**TASK STATEMENT**:
Leave out the pictures and transcribe the rest of the records exactly.

***** DATA PROVIDED *****

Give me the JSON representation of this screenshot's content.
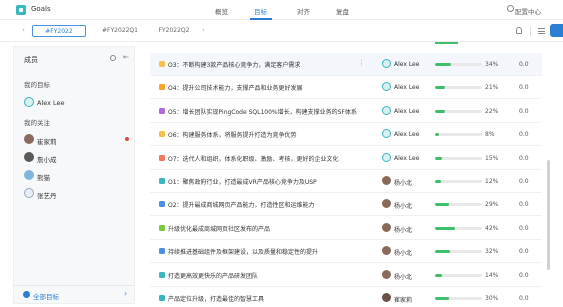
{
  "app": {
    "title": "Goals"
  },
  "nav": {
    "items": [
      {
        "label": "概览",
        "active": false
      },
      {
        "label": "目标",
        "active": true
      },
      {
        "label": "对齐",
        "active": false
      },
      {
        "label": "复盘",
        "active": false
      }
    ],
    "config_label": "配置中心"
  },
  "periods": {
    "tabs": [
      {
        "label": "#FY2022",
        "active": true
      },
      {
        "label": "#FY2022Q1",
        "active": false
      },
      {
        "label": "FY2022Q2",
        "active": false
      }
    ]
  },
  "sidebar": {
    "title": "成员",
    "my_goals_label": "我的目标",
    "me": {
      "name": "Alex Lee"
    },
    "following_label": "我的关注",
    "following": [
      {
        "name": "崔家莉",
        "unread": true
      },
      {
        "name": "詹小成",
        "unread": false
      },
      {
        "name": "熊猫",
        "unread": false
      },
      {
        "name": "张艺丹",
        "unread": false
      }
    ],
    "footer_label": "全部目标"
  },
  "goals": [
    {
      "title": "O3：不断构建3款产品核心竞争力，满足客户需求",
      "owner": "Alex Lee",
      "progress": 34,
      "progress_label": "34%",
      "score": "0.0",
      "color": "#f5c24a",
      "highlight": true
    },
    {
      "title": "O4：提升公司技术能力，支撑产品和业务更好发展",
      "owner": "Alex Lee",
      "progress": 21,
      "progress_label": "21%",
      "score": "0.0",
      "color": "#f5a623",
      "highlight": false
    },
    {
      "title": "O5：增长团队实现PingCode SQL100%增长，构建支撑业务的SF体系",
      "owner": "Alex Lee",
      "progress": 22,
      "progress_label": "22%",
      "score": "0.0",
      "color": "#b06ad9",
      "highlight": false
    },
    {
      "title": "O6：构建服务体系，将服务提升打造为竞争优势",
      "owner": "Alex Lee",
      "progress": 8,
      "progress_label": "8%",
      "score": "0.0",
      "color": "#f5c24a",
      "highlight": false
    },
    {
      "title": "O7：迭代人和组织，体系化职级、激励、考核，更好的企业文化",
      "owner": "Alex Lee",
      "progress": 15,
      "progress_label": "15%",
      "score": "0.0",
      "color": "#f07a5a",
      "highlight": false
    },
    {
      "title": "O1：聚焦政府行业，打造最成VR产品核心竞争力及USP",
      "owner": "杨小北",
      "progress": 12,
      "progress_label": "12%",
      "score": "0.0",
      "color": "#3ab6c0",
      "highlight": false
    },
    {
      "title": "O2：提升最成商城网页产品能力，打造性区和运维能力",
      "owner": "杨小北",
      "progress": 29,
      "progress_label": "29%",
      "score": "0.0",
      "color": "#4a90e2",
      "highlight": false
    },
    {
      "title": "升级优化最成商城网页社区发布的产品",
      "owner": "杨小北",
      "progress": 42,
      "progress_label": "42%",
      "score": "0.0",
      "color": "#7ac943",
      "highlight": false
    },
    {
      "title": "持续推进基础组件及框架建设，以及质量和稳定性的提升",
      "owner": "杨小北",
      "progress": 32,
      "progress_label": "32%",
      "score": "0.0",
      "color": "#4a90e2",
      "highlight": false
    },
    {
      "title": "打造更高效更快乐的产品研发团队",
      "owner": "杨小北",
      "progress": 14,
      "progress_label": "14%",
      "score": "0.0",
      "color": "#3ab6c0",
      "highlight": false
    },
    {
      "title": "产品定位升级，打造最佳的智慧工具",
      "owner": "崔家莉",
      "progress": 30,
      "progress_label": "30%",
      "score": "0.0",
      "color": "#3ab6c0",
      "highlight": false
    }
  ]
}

*****

**OUTPUT OF THE TASK**:
Give me the JSON representation of this screenshot's content.
{
  "app": {
    "title": "Goals"
  },
  "nav": {
    "items": [
      {
        "label": "概览",
        "active": false
      },
      {
        "label": "目标",
        "active": true
      },
      {
        "label": "对齐",
        "active": false
      },
      {
        "label": "复盘",
        "active": false
      }
    ],
    "config_label": "配置中心"
  },
  "periods": {
    "tabs": [
      {
        "label": "#FY2022",
        "active": true
      },
      {
        "label": "#FY2022Q1",
        "active": false
      },
      {
        "label": "FY2022Q2",
        "active": false
      }
    ]
  },
  "sidebar": {
    "title": "成员",
    "my_goals_label": "我的目标",
    "me": {
      "name": "Alex Lee"
    },
    "following_label": "我的关注",
    "following": [
      {
        "name": "崔家莉",
        "unread": true
      },
      {
        "name": "詹小成",
        "unread": false
      },
      {
        "name": "熊猫",
        "unread": false
      },
      {
        "name": "张艺丹",
        "unread": false
      }
    ],
    "footer_label": "全部目标"
  },
  "goals": [
    {
      "title": "O3：不断构建3款产品核心竞争力，满足客户需求",
      "owner": "Alex Lee",
      "progress": 34,
      "progress_label": "34%",
      "score": "0.0",
      "color": "#f5c24a",
      "highlight": true
    },
    {
      "title": "O4：提升公司技术能力，支撑产品和业务更好发展",
      "owner": "Alex Lee",
      "progress": 21,
      "progress_label": "21%",
      "score": "0.0",
      "color": "#f5a623",
      "highlight": false
    },
    {
      "title": "O5：增长团队实现PingCode SQL100%增长，构建支撑业务的SF体系",
      "owner": "Alex Lee",
      "progress": 22,
      "progress_label": "22%",
      "score": "0.0",
      "color": "#b06ad9",
      "highlight": false
    },
    {
      "title": "O6：构建服务体系，将服务提升打造为竞争优势",
      "owner": "Alex Lee",
      "progress": 8,
      "progress_label": "8%",
      "score": "0.0",
      "color": "#f5c24a",
      "highlight": false
    },
    {
      "title": "O7：迭代人和组织，体系化职级、激励、考核，更好的企业文化",
      "owner": "Alex Lee",
      "progress": 15,
      "progress_label": "15%",
      "score": "0.0",
      "color": "#f07a5a",
      "highlight": false
    },
    {
      "title": "O1：聚焦政府行业，打造最成VR产品核心竞争力及USP",
      "owner": "杨小北",
      "progress": 12,
      "progress_label": "12%",
      "score": "0.0",
      "color": "#3ab6c0",
      "highlight": false
    },
    {
      "title": "O2：提升最成商城网页产品能力，打造性区和运维能力",
      "owner": "杨小北",
      "progress": 29,
      "progress_label": "29%",
      "score": "0.0",
      "color": "#4a90e2",
      "highlight": false
    },
    {
      "title": "升级优化最成商城网页社区发布的产品",
      "owner": "杨小北",
      "progress": 42,
      "progress_label": "42%",
      "score": "0.0",
      "color": "#7ac943",
      "highlight": false
    },
    {
      "title": "持续推进基础组件及框架建设，以及质量和稳定性的提升",
      "owner": "杨小北",
      "progress": 32,
      "progress_label": "32%",
      "score": "0.0",
      "color": "#4a90e2",
      "highlight": false
    },
    {
      "title": "打造更高效更快乐的产品研发团队",
      "owner": "杨小北",
      "progress": 14,
      "progress_label": "14%",
      "score": "0.0",
      "color": "#3ab6c0",
      "highlight": false
    },
    {
      "title": "产品定位升级，打造最佳的智慧工具",
      "owner": "崔家莉",
      "progress": 30,
      "progress_label": "30%",
      "score": "0.0",
      "color": "#3ab6c0",
      "highlight": false
    }
  ]
}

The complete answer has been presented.